Aim of the exercise —
Go through the records and show each line where the word "text" occurs.

Material to process —
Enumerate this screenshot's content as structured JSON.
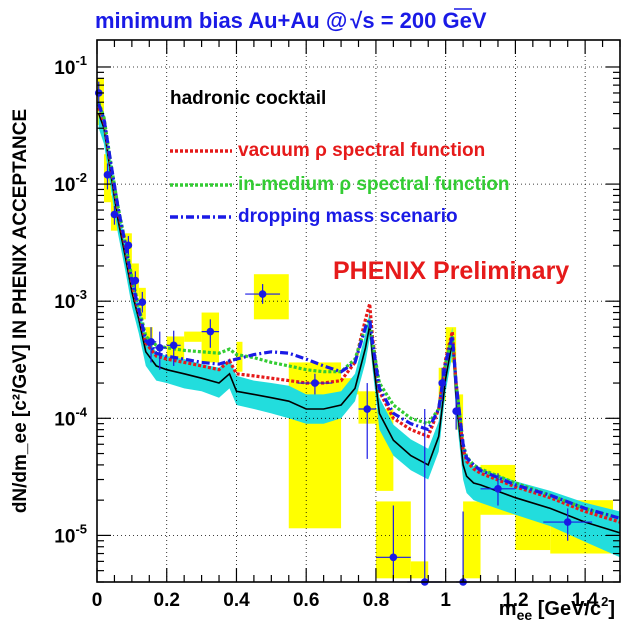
{
  "colors": {
    "title": "#1a1ae6",
    "preliminary": "#e61a1a",
    "vacuum": "#e61a1a",
    "medium": "#33cc33",
    "dropping": "#1a1ae6",
    "cocktail": "#000000",
    "cocktail_band": "#22dddd",
    "syst_box": "#ffff00",
    "data_point": "#1a1ae6"
  },
  "chart_data": {
    "type": "scatter",
    "title": {
      "main": "minimum bias Au+Au  @",
      "sqrt": "s",
      "tail": " = 200 GeV"
    },
    "xlabel": {
      "main": "m",
      "sub": "ee",
      "units": " [GeV/c",
      "sup": "2",
      "close": "]"
    },
    "ylabel": "dN/dm_ee [c²/GeV] IN PHENIX ACCEPTANCE",
    "x_ticks": [
      {
        "v": 0,
        "label": "0"
      },
      {
        "v": 0.2,
        "label": "0.2"
      },
      {
        "v": 0.4,
        "label": "0.4"
      },
      {
        "v": 0.6,
        "label": "0.6"
      },
      {
        "v": 0.8,
        "label": "0.8"
      },
      {
        "v": 1.0,
        "label": "1"
      },
      {
        "v": 1.2,
        "label": "1.2"
      },
      {
        "v": 1.4,
        "label": "1.4"
      }
    ],
    "y_ticks": [
      {
        "exp": -5,
        "base": "10",
        "sup": "-5"
      },
      {
        "exp": -4,
        "base": "10",
        "sup": "-4"
      },
      {
        "exp": -3,
        "base": "10",
        "sup": "-3"
      },
      {
        "exp": -2,
        "base": "10",
        "sup": "-2"
      },
      {
        "exp": -1,
        "base": "10",
        "sup": "-1"
      }
    ],
    "xlim": [
      0,
      1.5
    ],
    "ylim": [
      4e-06,
      0.17
    ],
    "log_y": true,
    "grid": true,
    "legend": {
      "title": "hadronic cocktail",
      "placement": "top-right",
      "entries": [
        {
          "text": "vacuum ρ spectral function",
          "color": "vacuum",
          "style": "dotted"
        },
        {
          "text": "in-medium ρ spectral function",
          "color": "medium",
          "style": "dotted"
        },
        {
          "text": "dropping mass scenario",
          "color": "dropping",
          "style": "dashdot"
        }
      ]
    },
    "annotation": "PHENIX Preliminary",
    "series": [
      {
        "color": "cocktail",
        "style": "solid",
        "x": [
          0.005,
          0.02,
          0.04,
          0.06,
          0.08,
          0.1,
          0.12,
          0.14,
          0.17,
          0.2,
          0.25,
          0.3,
          0.35,
          0.38,
          0.4,
          0.45,
          0.5,
          0.55,
          0.6,
          0.65,
          0.7,
          0.74,
          0.77,
          0.782,
          0.79,
          0.81,
          0.85,
          0.9,
          0.95,
          0.98,
          1.0,
          1.019,
          1.03,
          1.05,
          1.06,
          1.08,
          1.1,
          1.2,
          1.3,
          1.4,
          1.5
        ],
        "y": [
          0.04,
          0.03,
          0.012,
          0.005,
          0.0025,
          0.0012,
          0.0007,
          0.00037,
          0.00028,
          0.00026,
          0.00024,
          0.00022,
          0.0002,
          0.00024,
          0.00017,
          0.00016,
          0.00015,
          0.00014,
          0.00012,
          0.00012,
          0.00013,
          0.00018,
          0.0004,
          0.00062,
          0.00035,
          0.00011,
          6.5e-05,
          4.8e-05,
          4e-05,
          7e-05,
          0.00022,
          0.00045,
          0.00015,
          4e-05,
          3.2e-05,
          2.8e-05,
          2.7e-05,
          2.1e-05,
          1.7e-05,
          1.3e-05,
          1.05e-05
        ]
      },
      {
        "color": "vacuum",
        "style": "dotted",
        "x": [
          0.005,
          0.02,
          0.04,
          0.06,
          0.08,
          0.1,
          0.12,
          0.14,
          0.17,
          0.2,
          0.25,
          0.3,
          0.35,
          0.38,
          0.4,
          0.45,
          0.5,
          0.55,
          0.6,
          0.65,
          0.7,
          0.74,
          0.77,
          0.782,
          0.79,
          0.81,
          0.85,
          0.9,
          0.95,
          0.98,
          1.0,
          1.019,
          1.03,
          1.05,
          1.06,
          1.08,
          1.1,
          1.2,
          1.3,
          1.4,
          1.5
        ],
        "y": [
          0.045,
          0.034,
          0.014,
          0.006,
          0.003,
          0.0014,
          0.0008,
          0.00044,
          0.00034,
          0.00032,
          0.0003,
          0.00028,
          0.00026,
          0.00031,
          0.00024,
          0.00023,
          0.00022,
          0.00021,
          0.0002,
          0.0002,
          0.00021,
          0.0003,
          0.0007,
          0.00095,
          0.0005,
          0.00017,
          0.0001,
          8e-05,
          7e-05,
          0.00012,
          0.00032,
          0.00055,
          0.0002,
          5.5e-05,
          4.3e-05,
          3.7e-05,
          3.4e-05,
          2.6e-05,
          2.1e-05,
          1.6e-05,
          1.3e-05
        ]
      },
      {
        "color": "medium",
        "style": "dotted",
        "x": [
          0.005,
          0.02,
          0.04,
          0.06,
          0.08,
          0.1,
          0.12,
          0.14,
          0.17,
          0.2,
          0.25,
          0.3,
          0.35,
          0.38,
          0.4,
          0.45,
          0.5,
          0.55,
          0.6,
          0.65,
          0.7,
          0.74,
          0.77,
          0.782,
          0.79,
          0.81,
          0.85,
          0.9,
          0.95,
          0.98,
          1.0,
          1.019,
          1.03,
          1.05,
          1.06,
          1.08,
          1.1,
          1.2,
          1.3,
          1.4,
          1.5
        ],
        "y": [
          0.05,
          0.037,
          0.015,
          0.0065,
          0.0033,
          0.0016,
          0.0009,
          0.0005,
          0.00042,
          0.0004,
          0.00038,
          0.00037,
          0.00036,
          0.00039,
          0.00035,
          0.00033,
          0.0003,
          0.00028,
          0.00026,
          0.00025,
          0.00025,
          0.00032,
          0.0006,
          0.0007,
          0.00045,
          0.0002,
          0.00013,
          0.0001,
          9e-05,
          0.00012,
          0.0003,
          0.0005,
          0.0002,
          6e-05,
          4.7e-05,
          4e-05,
          3.7e-05,
          2.8e-05,
          2.2e-05,
          1.7e-05,
          1.4e-05
        ]
      },
      {
        "color": "dropping",
        "style": "dashdot",
        "x": [
          0.005,
          0.02,
          0.04,
          0.06,
          0.08,
          0.1,
          0.12,
          0.14,
          0.17,
          0.2,
          0.25,
          0.3,
          0.35,
          0.38,
          0.4,
          0.45,
          0.5,
          0.55,
          0.6,
          0.65,
          0.7,
          0.74,
          0.77,
          0.782,
          0.79,
          0.81,
          0.85,
          0.9,
          0.95,
          0.98,
          1.0,
          1.019,
          1.03,
          1.05,
          1.06,
          1.08,
          1.1,
          1.2,
          1.3,
          1.4,
          1.5
        ],
        "y": [
          0.048,
          0.036,
          0.015,
          0.0064,
          0.0032,
          0.0015,
          0.00085,
          0.00046,
          0.00036,
          0.00034,
          0.00032,
          0.0003,
          0.00029,
          0.00031,
          0.00032,
          0.00035,
          0.00037,
          0.00036,
          0.00032,
          0.00028,
          0.00025,
          0.0003,
          0.0006,
          0.0007,
          0.00045,
          0.00018,
          0.00011,
          9e-05,
          8e-05,
          0.00012,
          0.0003,
          0.0005,
          0.0002,
          6e-05,
          4.6e-05,
          4e-05,
          3.6e-05,
          2.7e-05,
          2.2e-05,
          1.7e-05,
          1.4e-05
        ]
      }
    ],
    "cocktail_band": {
      "x": [
        0.005,
        0.02,
        0.04,
        0.06,
        0.08,
        0.1,
        0.12,
        0.14,
        0.17,
        0.2,
        0.25,
        0.3,
        0.35,
        0.38,
        0.4,
        0.45,
        0.5,
        0.55,
        0.6,
        0.65,
        0.7,
        0.74,
        0.77,
        0.782,
        0.79,
        0.81,
        0.85,
        0.9,
        0.95,
        0.98,
        1.0,
        1.019,
        1.03,
        1.05,
        1.06,
        1.08,
        1.1,
        1.2,
        1.3,
        1.4,
        1.5
      ],
      "lo": [
        0.03,
        0.022,
        0.009,
        0.0038,
        0.0019,
        0.0009,
        0.00053,
        0.00028,
        0.00021,
        0.0002,
        0.00018,
        0.00017,
        0.00015,
        0.00018,
        0.00013,
        0.00012,
        0.00011,
        0.0001,
        9e-05,
        9e-05,
        0.0001,
        0.00014,
        0.0003,
        0.00048,
        0.00027,
        8e-05,
        4.8e-05,
        3.6e-05,
        3e-05,
        5.2e-05,
        0.00017,
        0.00035,
        0.00011,
        3e-05,
        2.3e-05,
        2e-05,
        1.9e-05,
        1.5e-05,
        1.2e-05,
        8.8e-06,
        6.5e-06
      ],
      "hi": [
        0.052,
        0.04,
        0.016,
        0.0066,
        0.0033,
        0.0016,
        0.00093,
        0.00049,
        0.00037,
        0.00034,
        0.00032,
        0.00029,
        0.00027,
        0.00032,
        0.00023,
        0.00021,
        0.0002,
        0.00019,
        0.00016,
        0.00016,
        0.00017,
        0.00024,
        0.00053,
        0.00082,
        0.00046,
        0.00015,
        8.8e-05,
        6.6e-05,
        5.5e-05,
        9.4e-05,
        0.00029,
        0.0006,
        0.0002,
        5.5e-05,
        4.4e-05,
        3.9e-05,
        3.7e-05,
        2.9e-05,
        2.4e-05,
        1.9e-05,
        1.6e-05
      ]
    },
    "systematic_boxes": [
      {
        "x": [
          0.0,
          0.02
        ],
        "y": [
          0.032,
          0.08
        ]
      },
      {
        "x": [
          0.02,
          0.04
        ],
        "y": [
          0.007,
          0.018
        ]
      },
      {
        "x": [
          0.04,
          0.06
        ],
        "y": [
          0.004,
          0.008
        ]
      },
      {
        "x": [
          0.08,
          0.1
        ],
        "y": [
          0.0019,
          0.0038
        ]
      },
      {
        "x": [
          0.1,
          0.12
        ],
        "y": [
          0.0011,
          0.0021
        ]
      },
      {
        "x": [
          0.12,
          0.14
        ],
        "y": [
          0.0007,
          0.0013
        ]
      },
      {
        "x": [
          0.14,
          0.16
        ],
        "y": [
          0.0003,
          0.0006
        ]
      },
      {
        "x": [
          0.2,
          0.25
        ],
        "y": [
          0.00025,
          0.0005
        ]
      },
      {
        "x": [
          0.25,
          0.3
        ],
        "y": [
          0.00045,
          0.00055
        ]
      },
      {
        "x": [
          0.3,
          0.35
        ],
        "y": [
          0.0003,
          0.0008
        ]
      },
      {
        "x": [
          0.4,
          0.4
        ],
        "y": [
          0.00025,
          0.00045
        ]
      },
      {
        "x": [
          0.45,
          0.55
        ],
        "y": [
          0.0007,
          0.0017
        ]
      },
      {
        "x": [
          0.55,
          0.7
        ],
        "y": [
          1.15e-05,
          0.0003
        ]
      },
      {
        "x": [
          0.7,
          0.75
        ],
        "y": [
          0.00016,
          0.00022
        ]
      },
      {
        "x": [
          0.75,
          0.8
        ],
        "y": [
          9e-05,
          0.00017
        ]
      },
      {
        "x": [
          0.8,
          0.9
        ],
        "y": [
          4.3e-06,
          1.95e-05
        ]
      },
      {
        "x": [
          0.8,
          0.85
        ],
        "y": [
          2.4e-05,
          0.00012
        ]
      },
      {
        "x": [
          0.9,
          0.95
        ],
        "y": [
          4.3e-06,
          6e-06
        ]
      },
      {
        "x": [
          0.98,
          1.0
        ],
        "y": [
          0.00014,
          0.00027
        ]
      },
      {
        "x": [
          1.0,
          1.03
        ],
        "y": [
          0.0003,
          0.0006
        ]
      },
      {
        "x": [
          1.03,
          1.05
        ],
        "y": [
          8e-05,
          0.00016
        ]
      },
      {
        "x": [
          1.05,
          1.1
        ],
        "y": [
          4.3e-06,
          1.95e-05
        ]
      },
      {
        "x": [
          1.1,
          1.2
        ],
        "y": [
          1.5e-05,
          4e-05
        ]
      },
      {
        "x": [
          1.2,
          1.3
        ],
        "y": [
          7.5e-06,
          1.75e-05
        ]
      },
      {
        "x": [
          1.3,
          1.48
        ],
        "y": [
          7e-06,
          2e-05
        ]
      }
    ],
    "data_points": [
      {
        "x": 0.005,
        "y": 0.06,
        "xerr": 0.005,
        "ylo": 0.045,
        "yhi": 0.075
      },
      {
        "x": 0.03,
        "y": 0.012,
        "xerr": 0.01,
        "ylo": 0.009,
        "yhi": 0.015
      },
      {
        "x": 0.05,
        "y": 0.0055,
        "xerr": 0.01,
        "ylo": 0.0045,
        "yhi": 0.0065
      },
      {
        "x": 0.09,
        "y": 0.003,
        "xerr": 0.01,
        "ylo": 0.0025,
        "yhi": 0.0036
      },
      {
        "x": 0.11,
        "y": 0.0015,
        "xerr": 0.01,
        "ylo": 0.0012,
        "yhi": 0.0018
      },
      {
        "x": 0.13,
        "y": 0.00098,
        "xerr": 0.01,
        "ylo": 0.0008,
        "yhi": 0.0012
      },
      {
        "x": 0.155,
        "y": 0.00045,
        "xerr": 0.015,
        "ylo": 0.0003,
        "yhi": 0.0006
      },
      {
        "x": 0.18,
        "y": 0.0004,
        "xerr": 0.02,
        "ylo": 0.00026,
        "yhi": 0.00055
      },
      {
        "x": 0.22,
        "y": 0.00042,
        "xerr": 0.02,
        "ylo": 0.00028,
        "yhi": 0.00056
      },
      {
        "x": 0.325,
        "y": 0.00055,
        "xerr": 0.025,
        "ylo": 0.0004,
        "yhi": 0.0007
      },
      {
        "x": 0.475,
        "y": 0.00115,
        "xerr": 0.05,
        "ylo": 0.00095,
        "yhi": 0.0014
      },
      {
        "x": 0.625,
        "y": 0.0002,
        "xerr": 0.05,
        "ylo": 0.00016,
        "yhi": 0.00024
      },
      {
        "x": 0.775,
        "y": 0.00012,
        "xerr": 0.025,
        "ylo": 4.5e-05,
        "yhi": 0.0002
      },
      {
        "x": 0.85,
        "y": 6.5e-06,
        "xerr": 0.05,
        "ylo": 4e-06,
        "yhi": 1.8e-05
      },
      {
        "x": 0.94,
        "y": 4e-06,
        "xerr": 0.05,
        "ylo": 4e-06,
        "yhi": 0.00012
      },
      {
        "x": 0.99,
        "y": 0.0002,
        "xerr": 0.01,
        "ylo": 0.00014,
        "yhi": 0.00027
      },
      {
        "x": 1.03,
        "y": 0.000115,
        "xerr": 0.01,
        "ylo": 8e-05,
        "yhi": 0.00016
      },
      {
        "x": 1.05,
        "y": 4e-06,
        "xerr": 0.02,
        "ylo": 4e-06,
        "yhi": 1.6e-05
      },
      {
        "x": 1.15,
        "y": 2.5e-05,
        "xerr": 0.05,
        "ylo": 1.8e-05,
        "yhi": 3.4e-05
      },
      {
        "x": 1.35,
        "y": 1.3e-05,
        "xerr": 0.07,
        "ylo": 9e-06,
        "yhi": 1.7e-05
      }
    ]
  }
}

Solution for this task —
          "text": "vacuum ρ spectral function",
          "text": "in-medium ρ spectral function",
          "text": "dropping mass scenario",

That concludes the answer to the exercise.